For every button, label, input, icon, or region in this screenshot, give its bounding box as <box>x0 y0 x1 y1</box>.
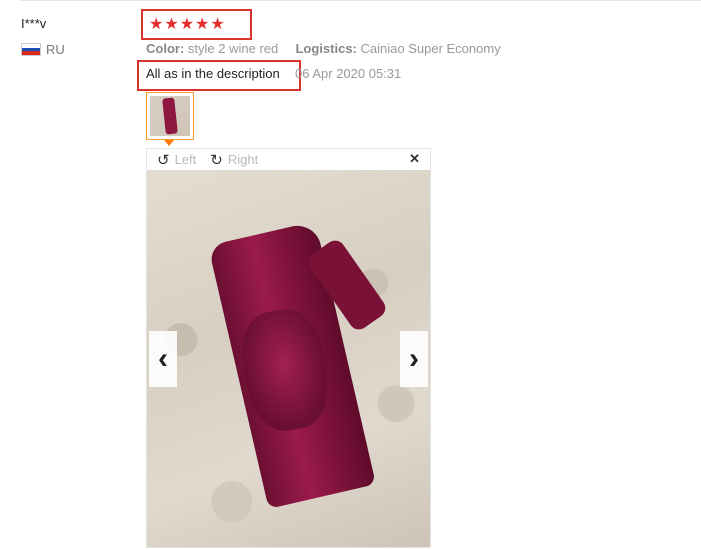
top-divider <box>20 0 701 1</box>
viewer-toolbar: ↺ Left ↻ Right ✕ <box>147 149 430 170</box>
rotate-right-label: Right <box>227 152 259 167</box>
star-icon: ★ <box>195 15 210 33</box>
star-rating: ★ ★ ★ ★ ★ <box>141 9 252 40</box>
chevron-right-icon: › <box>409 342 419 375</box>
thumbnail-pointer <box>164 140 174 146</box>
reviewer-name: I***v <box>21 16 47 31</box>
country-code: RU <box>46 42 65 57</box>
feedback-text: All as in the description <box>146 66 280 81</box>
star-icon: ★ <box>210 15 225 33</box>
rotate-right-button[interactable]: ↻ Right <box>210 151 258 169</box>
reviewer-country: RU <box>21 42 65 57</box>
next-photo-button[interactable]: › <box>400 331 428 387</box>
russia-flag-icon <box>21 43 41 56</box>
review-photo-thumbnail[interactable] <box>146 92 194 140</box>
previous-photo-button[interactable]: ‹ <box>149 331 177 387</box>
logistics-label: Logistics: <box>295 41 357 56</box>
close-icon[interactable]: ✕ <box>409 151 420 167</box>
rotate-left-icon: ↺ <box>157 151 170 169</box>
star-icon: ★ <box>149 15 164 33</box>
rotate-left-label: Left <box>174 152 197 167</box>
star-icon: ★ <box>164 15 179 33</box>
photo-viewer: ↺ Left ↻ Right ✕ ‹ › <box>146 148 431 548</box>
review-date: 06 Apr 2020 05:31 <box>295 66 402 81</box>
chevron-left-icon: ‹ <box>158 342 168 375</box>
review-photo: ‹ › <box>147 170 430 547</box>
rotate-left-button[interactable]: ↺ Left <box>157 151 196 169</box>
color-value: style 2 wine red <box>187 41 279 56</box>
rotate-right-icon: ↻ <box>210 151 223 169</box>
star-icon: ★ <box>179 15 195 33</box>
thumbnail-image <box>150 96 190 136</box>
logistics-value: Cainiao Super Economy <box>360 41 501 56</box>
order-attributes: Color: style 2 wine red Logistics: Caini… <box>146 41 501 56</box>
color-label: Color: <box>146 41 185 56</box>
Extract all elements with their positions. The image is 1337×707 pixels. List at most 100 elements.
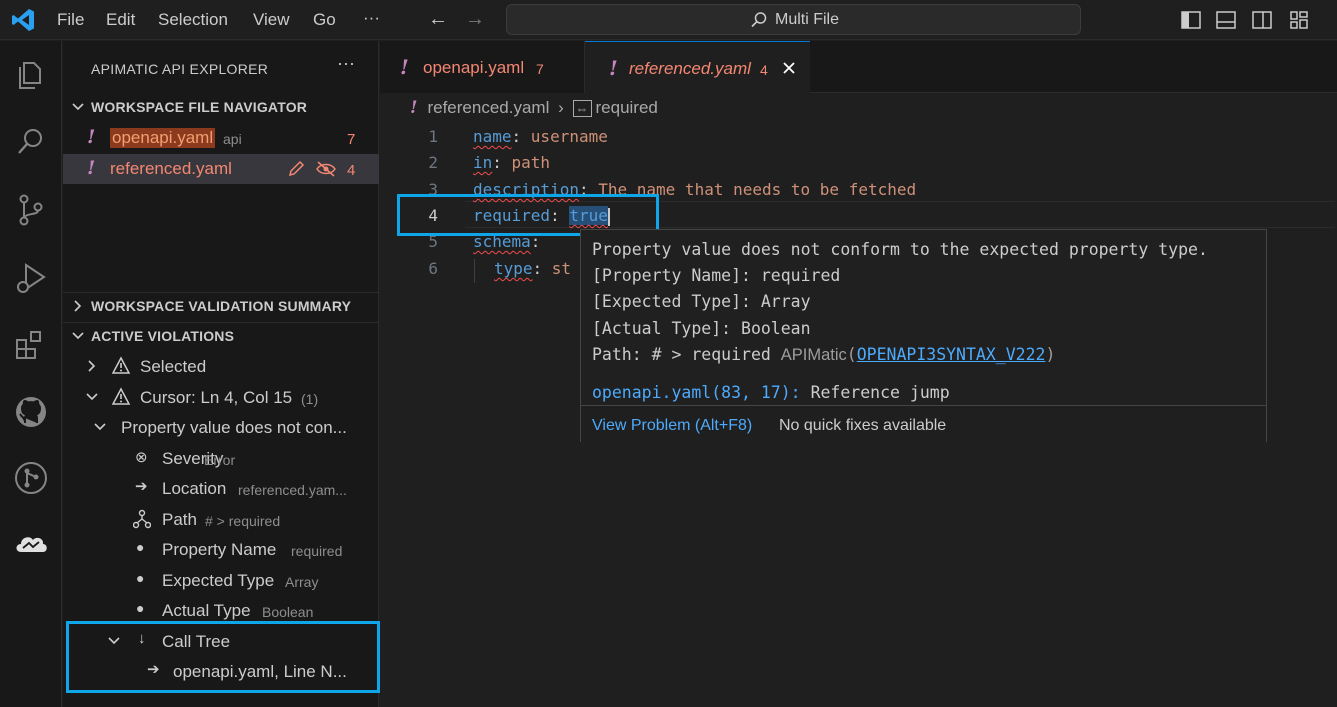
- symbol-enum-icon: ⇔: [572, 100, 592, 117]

────

What is asked> Recast every line of the rows above as a Markdown table with the columns Line No. and Content, one table row per line. Skip blank lines and omit the pictures.

Answer to this exercise>
| Line No. | Content |
|---|---|
| 1 | For every button, label, input, icon, or region in this screenshot, give its bounding box as <box>x0 y0 x1 y1</box>. |
| 2 | top-divider <box>20 0 701 1</box> |
| 3 | viewer-toolbar: ↺ Left ↻ Right ✕ <box>147 149 430 170</box> |
| 4 | rotate-right-label: Right <box>227 152 259 167</box> |
| 5 | star-icon: ★ <box>195 15 210 33</box> |
| 6 | star-rating: ★ ★ ★ ★ ★ <box>141 9 252 40</box> |
| 7 | chevron-right-icon: › <box>409 342 419 375</box> |
| 8 | thumbnail-pointer <box>164 140 174 146</box> |
| 9 | reviewer-name: I***v <box>21 16 47 31</box> |
| 10 | country-code: RU <box>46 42 65 57</box> |
| 11 | feedback-text: All as in the description <box>146 66 280 81</box> |
| 12 | star-icon: ★ <box>210 15 225 33</box> |
| 13 | rotate-right-button[interactable]: ↻ Right <box>210 151 258 169</box> |
| 14 | reviewer-country: RU <box>21 42 65 57</box> |
| 15 | next-photo-button[interactable]: › <box>400 331 428 387</box> |
| 16 | russia-flag-icon <box>21 43 41 56</box> |
| 17 | review-photo-thumbnail[interactable] <box>146 92 194 140</box> |
| 18 | previous-photo-button[interactable]: ‹ <box>149 331 177 387</box> |
| 19 | logistics-label: Logistics: <box>295 41 357 56</box> |
| 20 | close-icon[interactable]: ✕ <box>409 151 420 167</box> |
| 21 | rotate-left-icon: ↺ <box>157 151 170 169</box> |
| 22 | star-icon: ★ <box>149 15 164 33</box> |
| 23 | rotate-left-label: Left <box>174 152 197 167</box> |
| 24 | star-icon: ★ <box>164 15 179 33</box> |
| 25 | photo-viewer: ↺ Left ↻ Right ✕ ‹ › <box>146 148 431 548</box> |
| 26 | review-date: 06 Apr 2020 05:31 <box>295 66 402 81</box> |
| 27 | chevron-left-icon: ‹ <box>158 342 168 375</box> |
| 28 | review-photo: ‹ › <box>147 170 430 547</box> |
| 29 | rotate-left-button[interactable]: ↺ Left <box>157 151 196 169</box> |
| 30 | color-value: style 2 wine red <box>187 41 279 56</box> |
| 31 | rotate-right-icon: ↻ <box>210 151 223 169</box> |
| 32 | star-icon: ★ <box>179 15 195 33</box> |
| 33 | thumbnail-image <box>150 96 190 136</box> |
| 34 | logistics-value: Cainiao Super Economy <box>360 41 501 56</box> |
| 35 | order-attributes: Color: style 2 wine red Logistics: Caini… <box>146 41 501 56</box> |
| 36 | color-label: Color: <box>146 41 185 56</box> |
| 37 | Extract all elements with their positions. The image is 1337×707 pixels. List at most 100 elements. |
| 38 | - symbol-enum-icon: ⇔: [572, 100, 592, 117] |